- **Task goal**
Check each line of the data for "this" and select those that have it.

══ Provided information ══

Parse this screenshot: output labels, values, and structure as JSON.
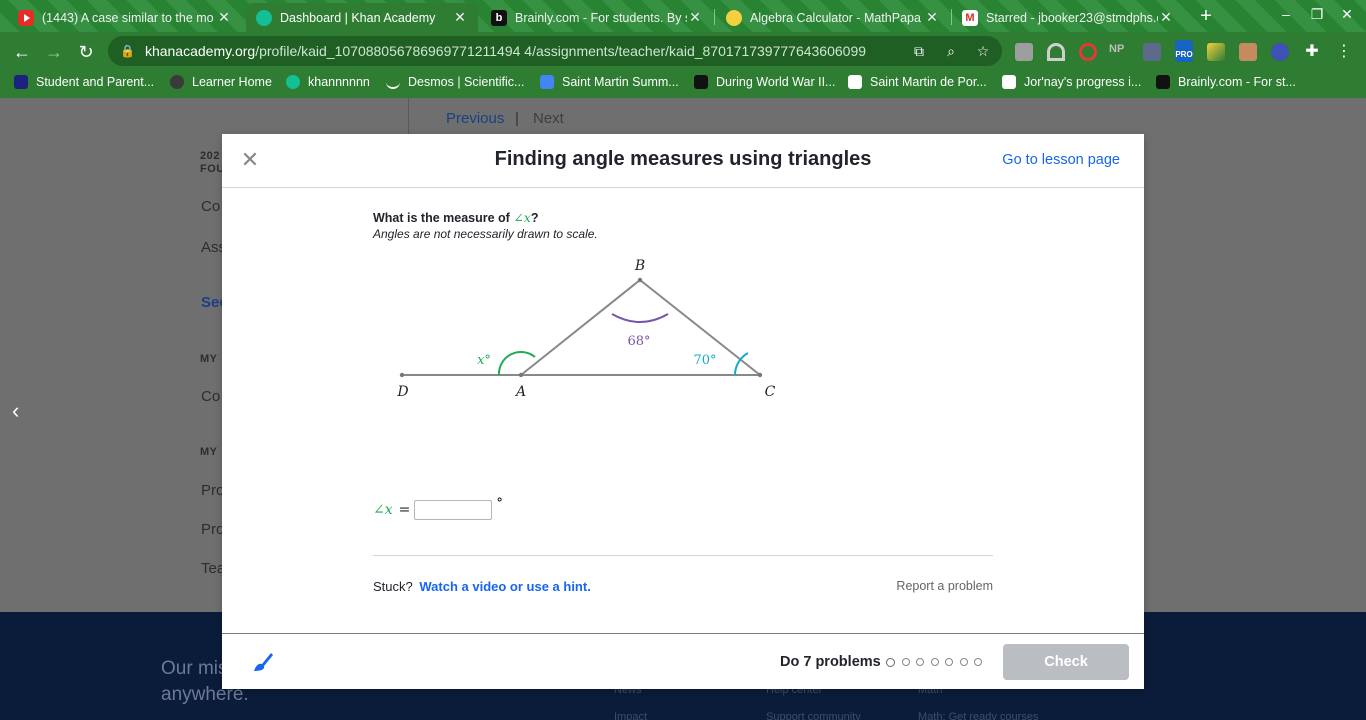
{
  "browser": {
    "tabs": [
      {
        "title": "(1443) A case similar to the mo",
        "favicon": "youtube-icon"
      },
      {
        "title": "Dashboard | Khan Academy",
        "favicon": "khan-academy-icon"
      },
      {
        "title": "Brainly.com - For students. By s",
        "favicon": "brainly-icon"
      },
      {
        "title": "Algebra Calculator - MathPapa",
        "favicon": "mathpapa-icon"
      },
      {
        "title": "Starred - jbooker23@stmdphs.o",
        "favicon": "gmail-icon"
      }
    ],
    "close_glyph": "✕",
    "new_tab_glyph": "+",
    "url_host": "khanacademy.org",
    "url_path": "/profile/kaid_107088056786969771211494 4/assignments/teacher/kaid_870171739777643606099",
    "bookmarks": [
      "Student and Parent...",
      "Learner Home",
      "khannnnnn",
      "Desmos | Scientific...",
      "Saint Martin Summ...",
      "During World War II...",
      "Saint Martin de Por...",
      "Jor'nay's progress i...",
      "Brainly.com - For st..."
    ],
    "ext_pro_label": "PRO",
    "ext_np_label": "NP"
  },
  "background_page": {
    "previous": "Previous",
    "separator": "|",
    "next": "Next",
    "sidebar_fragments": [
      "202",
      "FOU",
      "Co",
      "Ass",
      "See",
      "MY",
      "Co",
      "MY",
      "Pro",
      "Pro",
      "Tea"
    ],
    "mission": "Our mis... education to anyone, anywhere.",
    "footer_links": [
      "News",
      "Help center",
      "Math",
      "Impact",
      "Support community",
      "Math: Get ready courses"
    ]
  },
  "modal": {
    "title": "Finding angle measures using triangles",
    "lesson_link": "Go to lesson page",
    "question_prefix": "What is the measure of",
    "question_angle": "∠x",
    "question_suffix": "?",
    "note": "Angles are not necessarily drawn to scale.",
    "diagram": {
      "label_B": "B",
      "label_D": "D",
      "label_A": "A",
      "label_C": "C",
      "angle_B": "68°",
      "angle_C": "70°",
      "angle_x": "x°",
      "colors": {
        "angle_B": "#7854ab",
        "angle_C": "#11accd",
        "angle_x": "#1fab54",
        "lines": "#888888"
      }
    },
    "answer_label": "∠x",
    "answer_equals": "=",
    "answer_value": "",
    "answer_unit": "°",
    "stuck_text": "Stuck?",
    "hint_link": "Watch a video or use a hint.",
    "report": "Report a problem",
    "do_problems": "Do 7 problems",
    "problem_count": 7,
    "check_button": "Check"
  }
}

═══
══ Provided information ══

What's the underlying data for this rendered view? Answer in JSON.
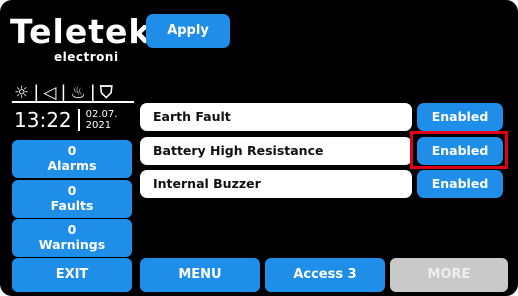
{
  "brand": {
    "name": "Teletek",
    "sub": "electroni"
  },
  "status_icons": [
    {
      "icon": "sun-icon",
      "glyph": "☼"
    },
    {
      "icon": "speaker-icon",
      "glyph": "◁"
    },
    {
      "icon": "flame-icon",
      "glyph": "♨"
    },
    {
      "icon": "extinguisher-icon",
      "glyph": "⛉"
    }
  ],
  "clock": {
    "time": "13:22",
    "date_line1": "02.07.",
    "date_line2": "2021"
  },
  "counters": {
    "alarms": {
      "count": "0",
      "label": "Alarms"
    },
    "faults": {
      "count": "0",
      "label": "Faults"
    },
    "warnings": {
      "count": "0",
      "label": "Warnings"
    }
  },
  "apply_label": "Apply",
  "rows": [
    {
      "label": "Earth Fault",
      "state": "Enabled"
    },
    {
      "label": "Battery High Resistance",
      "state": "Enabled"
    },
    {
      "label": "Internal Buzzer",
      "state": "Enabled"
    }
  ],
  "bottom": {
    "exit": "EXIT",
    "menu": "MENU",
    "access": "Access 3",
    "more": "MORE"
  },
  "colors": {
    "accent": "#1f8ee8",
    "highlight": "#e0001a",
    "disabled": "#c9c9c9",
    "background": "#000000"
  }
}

═══

- **Correct response**
Parse this screenshot: output labels, values, and structure as JSON.
What's the underlying data for this rendered view? Answer in JSON.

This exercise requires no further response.